>> begin Supplied records

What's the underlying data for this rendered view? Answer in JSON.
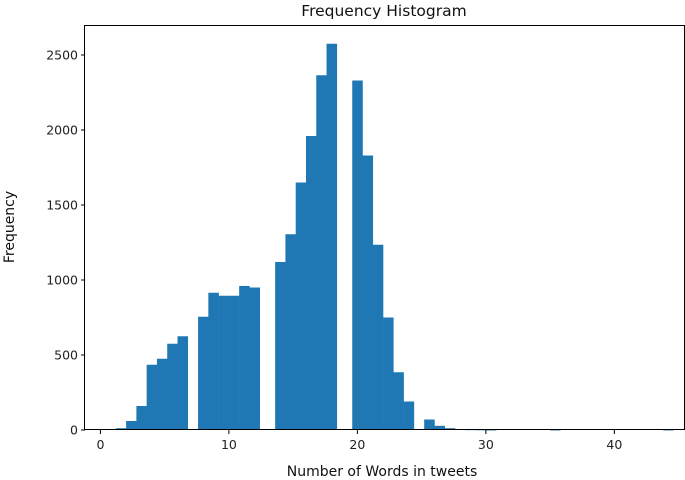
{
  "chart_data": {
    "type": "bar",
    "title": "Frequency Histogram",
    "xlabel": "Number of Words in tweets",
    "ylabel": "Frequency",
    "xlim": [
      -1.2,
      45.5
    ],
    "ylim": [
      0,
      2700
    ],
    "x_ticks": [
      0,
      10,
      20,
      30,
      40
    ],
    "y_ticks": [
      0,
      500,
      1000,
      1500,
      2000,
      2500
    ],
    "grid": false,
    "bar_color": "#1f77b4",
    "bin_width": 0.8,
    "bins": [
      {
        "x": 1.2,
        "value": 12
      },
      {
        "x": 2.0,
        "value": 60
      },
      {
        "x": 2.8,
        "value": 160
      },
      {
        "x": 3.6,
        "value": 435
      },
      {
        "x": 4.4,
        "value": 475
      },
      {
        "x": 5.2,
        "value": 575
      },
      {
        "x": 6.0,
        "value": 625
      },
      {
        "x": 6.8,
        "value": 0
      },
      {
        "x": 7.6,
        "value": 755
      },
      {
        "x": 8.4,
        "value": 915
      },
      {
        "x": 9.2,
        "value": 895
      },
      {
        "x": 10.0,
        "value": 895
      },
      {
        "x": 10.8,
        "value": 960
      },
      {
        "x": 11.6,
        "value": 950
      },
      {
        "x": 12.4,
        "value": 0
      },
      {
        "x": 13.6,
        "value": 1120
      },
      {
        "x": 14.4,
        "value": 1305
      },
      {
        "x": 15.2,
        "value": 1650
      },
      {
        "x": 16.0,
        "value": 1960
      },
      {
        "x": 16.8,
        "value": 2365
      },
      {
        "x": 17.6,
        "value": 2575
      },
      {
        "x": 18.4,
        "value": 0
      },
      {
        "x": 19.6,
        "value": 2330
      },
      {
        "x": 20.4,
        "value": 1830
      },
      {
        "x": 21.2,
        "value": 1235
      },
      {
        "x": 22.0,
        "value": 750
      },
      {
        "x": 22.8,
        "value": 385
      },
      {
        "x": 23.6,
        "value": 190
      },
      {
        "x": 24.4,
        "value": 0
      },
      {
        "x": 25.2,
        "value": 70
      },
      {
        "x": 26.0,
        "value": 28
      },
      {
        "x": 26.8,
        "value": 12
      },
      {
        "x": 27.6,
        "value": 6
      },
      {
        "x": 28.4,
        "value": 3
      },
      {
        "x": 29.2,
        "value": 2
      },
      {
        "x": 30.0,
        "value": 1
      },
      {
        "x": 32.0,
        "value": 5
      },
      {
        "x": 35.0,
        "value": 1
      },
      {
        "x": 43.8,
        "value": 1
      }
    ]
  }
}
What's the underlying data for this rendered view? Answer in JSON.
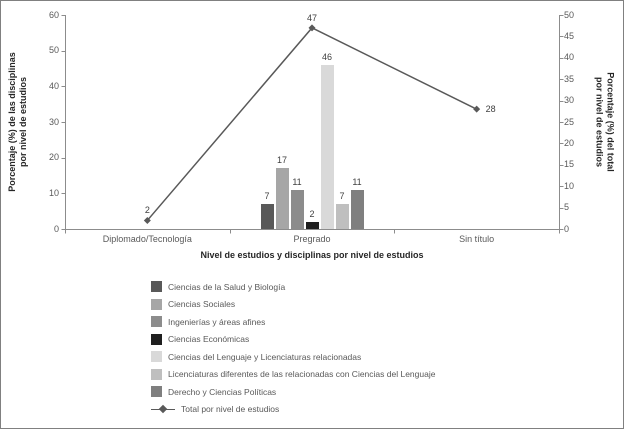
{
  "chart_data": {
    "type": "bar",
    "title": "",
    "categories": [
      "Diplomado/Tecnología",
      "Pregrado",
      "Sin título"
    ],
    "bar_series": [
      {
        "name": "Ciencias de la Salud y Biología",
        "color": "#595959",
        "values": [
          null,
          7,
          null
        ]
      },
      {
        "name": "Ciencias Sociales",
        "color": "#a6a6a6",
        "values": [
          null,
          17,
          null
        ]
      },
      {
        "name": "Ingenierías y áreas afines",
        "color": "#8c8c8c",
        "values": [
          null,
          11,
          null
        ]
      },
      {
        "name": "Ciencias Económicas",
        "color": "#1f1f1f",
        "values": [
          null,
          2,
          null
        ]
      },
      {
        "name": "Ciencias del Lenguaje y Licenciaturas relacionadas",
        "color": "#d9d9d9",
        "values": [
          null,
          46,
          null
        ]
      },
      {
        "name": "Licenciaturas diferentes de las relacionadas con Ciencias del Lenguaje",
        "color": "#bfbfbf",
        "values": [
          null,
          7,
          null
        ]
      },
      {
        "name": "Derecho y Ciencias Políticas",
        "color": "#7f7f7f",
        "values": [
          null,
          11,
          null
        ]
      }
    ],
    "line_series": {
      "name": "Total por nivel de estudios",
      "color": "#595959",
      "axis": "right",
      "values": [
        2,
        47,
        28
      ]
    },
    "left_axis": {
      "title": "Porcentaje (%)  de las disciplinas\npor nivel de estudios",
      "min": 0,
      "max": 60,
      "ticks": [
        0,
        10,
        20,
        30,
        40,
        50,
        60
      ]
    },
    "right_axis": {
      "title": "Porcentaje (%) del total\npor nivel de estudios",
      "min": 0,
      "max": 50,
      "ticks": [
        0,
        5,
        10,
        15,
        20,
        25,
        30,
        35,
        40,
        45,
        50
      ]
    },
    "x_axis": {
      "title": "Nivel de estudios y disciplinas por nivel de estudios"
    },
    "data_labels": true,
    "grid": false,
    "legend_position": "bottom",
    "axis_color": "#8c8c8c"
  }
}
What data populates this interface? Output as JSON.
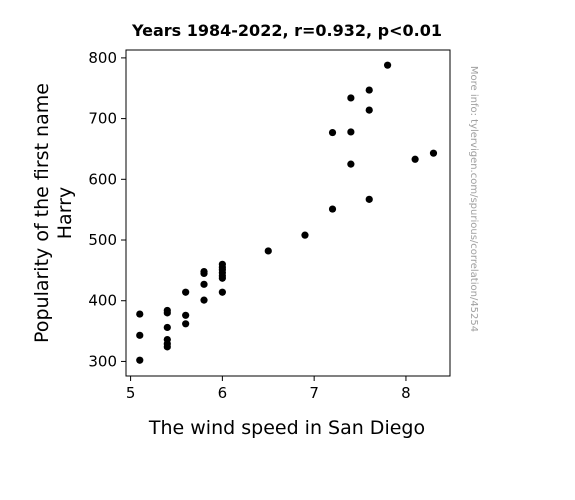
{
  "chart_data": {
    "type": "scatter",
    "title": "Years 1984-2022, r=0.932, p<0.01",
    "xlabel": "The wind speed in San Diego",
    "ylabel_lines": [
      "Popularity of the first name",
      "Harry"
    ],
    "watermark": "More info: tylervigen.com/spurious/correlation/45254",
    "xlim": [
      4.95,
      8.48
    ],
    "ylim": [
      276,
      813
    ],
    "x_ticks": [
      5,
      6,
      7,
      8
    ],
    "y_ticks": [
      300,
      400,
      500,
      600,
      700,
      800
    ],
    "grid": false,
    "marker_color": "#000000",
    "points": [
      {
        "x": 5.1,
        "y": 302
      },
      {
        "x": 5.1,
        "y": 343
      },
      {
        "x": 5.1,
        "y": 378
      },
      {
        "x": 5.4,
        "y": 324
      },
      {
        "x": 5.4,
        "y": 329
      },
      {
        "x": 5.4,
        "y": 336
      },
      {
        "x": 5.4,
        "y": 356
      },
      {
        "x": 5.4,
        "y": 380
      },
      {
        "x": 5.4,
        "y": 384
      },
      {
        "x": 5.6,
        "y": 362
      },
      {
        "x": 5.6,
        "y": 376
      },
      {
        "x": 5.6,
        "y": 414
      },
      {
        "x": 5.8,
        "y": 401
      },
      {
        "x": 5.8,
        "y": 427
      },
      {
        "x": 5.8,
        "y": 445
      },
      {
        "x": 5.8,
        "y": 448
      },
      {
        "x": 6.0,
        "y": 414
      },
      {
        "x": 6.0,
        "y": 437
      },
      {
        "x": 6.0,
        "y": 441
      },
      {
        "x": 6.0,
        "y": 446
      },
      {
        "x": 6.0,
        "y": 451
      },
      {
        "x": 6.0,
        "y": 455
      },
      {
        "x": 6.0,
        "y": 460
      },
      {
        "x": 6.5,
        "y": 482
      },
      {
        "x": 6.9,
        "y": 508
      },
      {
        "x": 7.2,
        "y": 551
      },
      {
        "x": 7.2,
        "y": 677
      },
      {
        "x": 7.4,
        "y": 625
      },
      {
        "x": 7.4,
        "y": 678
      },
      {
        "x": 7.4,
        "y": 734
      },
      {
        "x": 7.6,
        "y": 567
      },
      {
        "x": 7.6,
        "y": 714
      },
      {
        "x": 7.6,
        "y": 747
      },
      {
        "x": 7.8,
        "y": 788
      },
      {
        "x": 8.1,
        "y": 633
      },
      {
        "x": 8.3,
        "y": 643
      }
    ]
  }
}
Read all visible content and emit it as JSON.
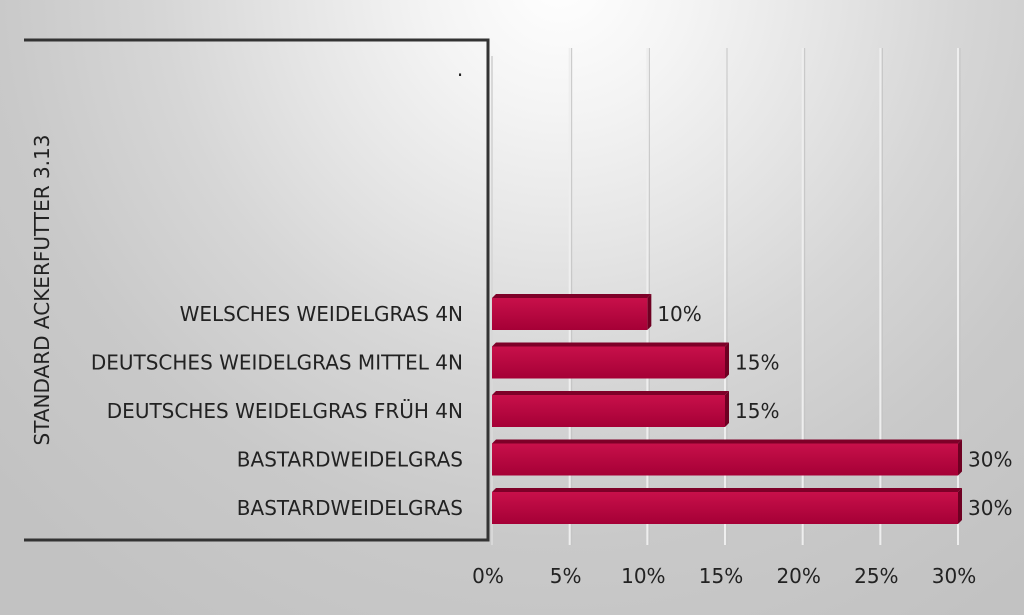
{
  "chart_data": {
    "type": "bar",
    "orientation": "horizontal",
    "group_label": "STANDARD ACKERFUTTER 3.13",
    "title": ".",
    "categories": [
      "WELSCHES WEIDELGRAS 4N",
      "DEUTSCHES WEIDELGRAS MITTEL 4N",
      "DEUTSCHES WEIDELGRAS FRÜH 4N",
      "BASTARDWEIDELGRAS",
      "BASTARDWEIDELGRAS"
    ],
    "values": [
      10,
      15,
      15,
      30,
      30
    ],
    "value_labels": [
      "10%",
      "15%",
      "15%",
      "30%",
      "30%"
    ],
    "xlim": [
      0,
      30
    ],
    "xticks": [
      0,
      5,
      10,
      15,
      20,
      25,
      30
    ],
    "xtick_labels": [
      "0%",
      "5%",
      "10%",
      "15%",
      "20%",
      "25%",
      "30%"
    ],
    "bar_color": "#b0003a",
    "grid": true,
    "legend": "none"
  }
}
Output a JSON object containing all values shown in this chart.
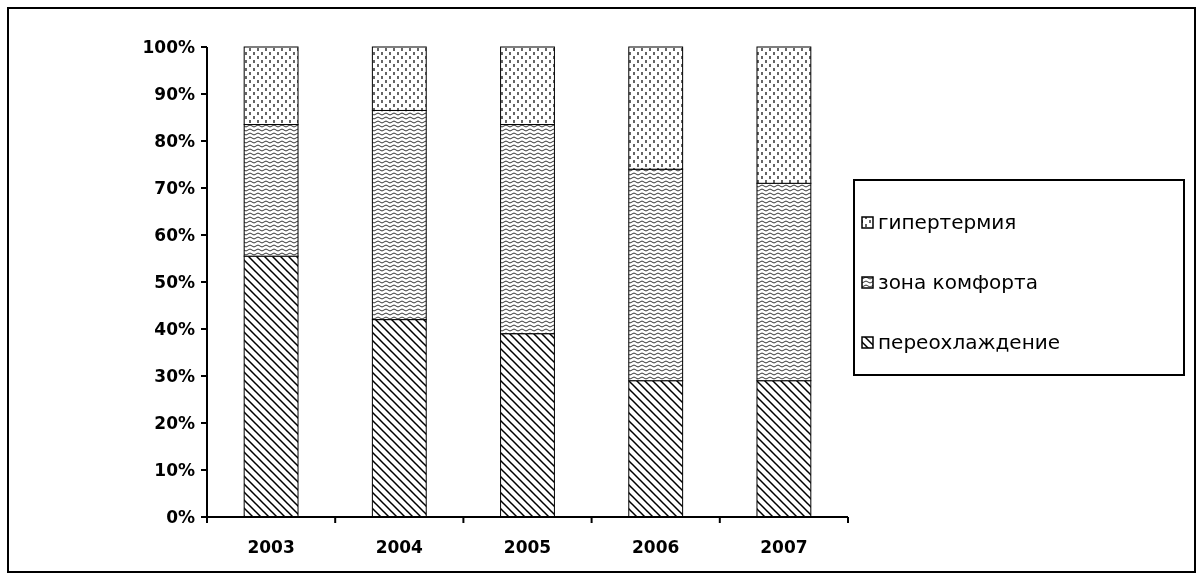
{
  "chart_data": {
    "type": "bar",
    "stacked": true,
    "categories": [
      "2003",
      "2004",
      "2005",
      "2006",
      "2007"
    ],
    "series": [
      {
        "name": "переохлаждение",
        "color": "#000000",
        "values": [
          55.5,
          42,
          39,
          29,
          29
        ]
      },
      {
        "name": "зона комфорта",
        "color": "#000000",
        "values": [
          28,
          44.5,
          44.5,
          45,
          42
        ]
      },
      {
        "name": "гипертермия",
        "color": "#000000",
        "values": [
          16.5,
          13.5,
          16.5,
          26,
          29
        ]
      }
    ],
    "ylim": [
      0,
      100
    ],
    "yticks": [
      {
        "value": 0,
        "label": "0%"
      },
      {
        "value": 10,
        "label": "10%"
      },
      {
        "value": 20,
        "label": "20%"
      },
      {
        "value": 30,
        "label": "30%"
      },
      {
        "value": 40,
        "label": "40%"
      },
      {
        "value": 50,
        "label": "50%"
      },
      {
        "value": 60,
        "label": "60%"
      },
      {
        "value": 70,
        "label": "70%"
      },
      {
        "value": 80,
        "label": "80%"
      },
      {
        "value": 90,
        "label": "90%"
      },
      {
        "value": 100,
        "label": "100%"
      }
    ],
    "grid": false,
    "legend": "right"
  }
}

>> end Supplied records

Exercise instructions ▸
In the records above, locate each line with the word "relacionadas". Copy all such lines.

The reply ▸
        "name": "Ciencias del Lenguaje y Licenciaturas relacionadas",
        "name": "Licenciaturas diferentes de las relacionadas con Ciencias del Lenguaje",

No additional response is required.